All of the data needs to be repeated exactly.

Stored data:
↓↓↓

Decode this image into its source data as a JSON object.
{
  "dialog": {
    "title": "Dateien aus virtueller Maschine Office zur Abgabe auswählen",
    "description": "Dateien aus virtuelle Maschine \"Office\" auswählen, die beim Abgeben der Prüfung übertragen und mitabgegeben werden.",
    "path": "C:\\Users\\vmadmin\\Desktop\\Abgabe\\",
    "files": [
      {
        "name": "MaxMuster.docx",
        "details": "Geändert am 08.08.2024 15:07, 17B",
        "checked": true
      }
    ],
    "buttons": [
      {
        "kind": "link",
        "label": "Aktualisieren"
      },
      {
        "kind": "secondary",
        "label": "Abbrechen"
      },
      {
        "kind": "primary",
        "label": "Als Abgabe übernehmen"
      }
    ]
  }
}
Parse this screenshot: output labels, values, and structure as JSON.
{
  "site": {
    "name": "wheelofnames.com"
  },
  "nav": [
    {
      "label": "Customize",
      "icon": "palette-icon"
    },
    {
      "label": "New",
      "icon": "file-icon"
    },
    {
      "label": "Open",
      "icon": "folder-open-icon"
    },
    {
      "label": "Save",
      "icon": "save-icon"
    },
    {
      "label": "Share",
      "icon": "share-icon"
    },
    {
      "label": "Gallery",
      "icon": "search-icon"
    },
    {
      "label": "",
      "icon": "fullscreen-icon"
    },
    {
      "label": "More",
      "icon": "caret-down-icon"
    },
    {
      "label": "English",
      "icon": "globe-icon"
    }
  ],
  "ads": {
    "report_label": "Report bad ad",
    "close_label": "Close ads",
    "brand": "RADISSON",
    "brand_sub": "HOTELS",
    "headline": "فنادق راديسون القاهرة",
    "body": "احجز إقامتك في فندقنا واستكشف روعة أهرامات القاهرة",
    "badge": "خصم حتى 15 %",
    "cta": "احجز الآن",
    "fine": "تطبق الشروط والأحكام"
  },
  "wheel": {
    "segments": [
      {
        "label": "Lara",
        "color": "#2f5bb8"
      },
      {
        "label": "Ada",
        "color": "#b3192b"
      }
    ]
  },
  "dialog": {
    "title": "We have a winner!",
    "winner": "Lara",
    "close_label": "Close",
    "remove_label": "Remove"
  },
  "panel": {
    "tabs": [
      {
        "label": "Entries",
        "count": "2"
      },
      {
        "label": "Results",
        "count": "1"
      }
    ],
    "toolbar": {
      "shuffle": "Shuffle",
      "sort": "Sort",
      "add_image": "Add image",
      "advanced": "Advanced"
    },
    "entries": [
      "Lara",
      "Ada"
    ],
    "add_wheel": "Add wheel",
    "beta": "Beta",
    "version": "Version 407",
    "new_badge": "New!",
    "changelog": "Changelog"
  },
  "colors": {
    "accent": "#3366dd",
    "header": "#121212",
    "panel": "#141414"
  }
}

↑↑↑

ANSWER TO THE TASK:
Decode this image into its source data as a JSON object.
{
  "dialog": {
    "title": "Dateien aus virtueller Maschine Office zur Abgabe auswählen",
    "description": "Dateien aus virtuelle Maschine \"Office\" auswählen, die beim Abgeben der Prüfung übertragen und mitabgegeben werden.",
    "path": "C:\\Users\\vmadmin\\Desktop\\Abgabe\\",
    "files": [
      {
        "name": "MaxMuster.docx",
        "details": "Geändert am 08.08.2024 15:07, 17B",
        "checked": true
      }
    ],
    "buttons": [
      {
        "kind": "link",
        "label": "Aktualisieren"
      },
      {
        "kind": "secondary",
        "label": "Abbrechen"
      },
      {
        "kind": "primary",
        "label": "Als Abgabe übernehmen"
      }
    ]
  }
}
Parse this screenshot: output labels, values, and structure as JSON.
{
  "site": {
    "name": "wheelofnames.com"
  },
  "nav": [
    {
      "label": "Customize",
      "icon": "palette-icon"
    },
    {
      "label": "New",
      "icon": "file-icon"
    },
    {
      "label": "Open",
      "icon": "folder-open-icon"
    },
    {
      "label": "Save",
      "icon": "save-icon"
    },
    {
      "label": "Share",
      "icon": "share-icon"
    },
    {
      "label": "Gallery",
      "icon": "search-icon"
    },
    {
      "label": "",
      "icon": "fullscreen-icon"
    },
    {
      "label": "More",
      "icon": "caret-down-icon"
    },
    {
      "label": "English",
      "icon": "globe-icon"
    }
  ],
  "ads": {
    "report_label": "Report bad ad",
    "close_label": "Close ads",
    "brand": "RADISSON",
    "brand_sub": "HOTELS",
    "headline": "فنادق راديسون القاهرة",
    "body": "احجز إقامتك في فندقنا واستكشف روعة أهرامات القاهرة",
    "badge": "خصم حتى 15 %",
    "cta": "احجز الآن",
    "fine": "تطبق الشروط والأحكام"
  },
  "wheel": {
    "segments": [
      {
        "label": "Lara",
        "color": "#2f5bb8"
      },
      {
        "label": "Ada",
        "color": "#b3192b"
      }
    ]
  },
  "dialog": {
    "title": "We have a winner!",
    "winner": "Lara",
    "close_label": "Close",
    "remove_label": "Remove"
  },
  "panel": {
    "tabs": [
      {
        "label": "Entries",
        "count": "2"
      },
      {
        "label": "Results",
        "count": "1"
      }
    ],
    "toolbar": {
      "shuffle": "Shuffle",
      "sort": "Sort",
      "add_image": "Add image",
      "advanced": "Advanced"
    },
    "entries": [
      "Lara",
      "Ada"
    ],
    "add_wheel": "Add wheel",
    "beta": "Beta",
    "version": "Version 407",
    "new_badge": "New!",
    "changelog": "Changelog"
  },
  "colors": {
    "accent": "#3366dd",
    "header": "#121212",
    "panel": "#141414"
  }
}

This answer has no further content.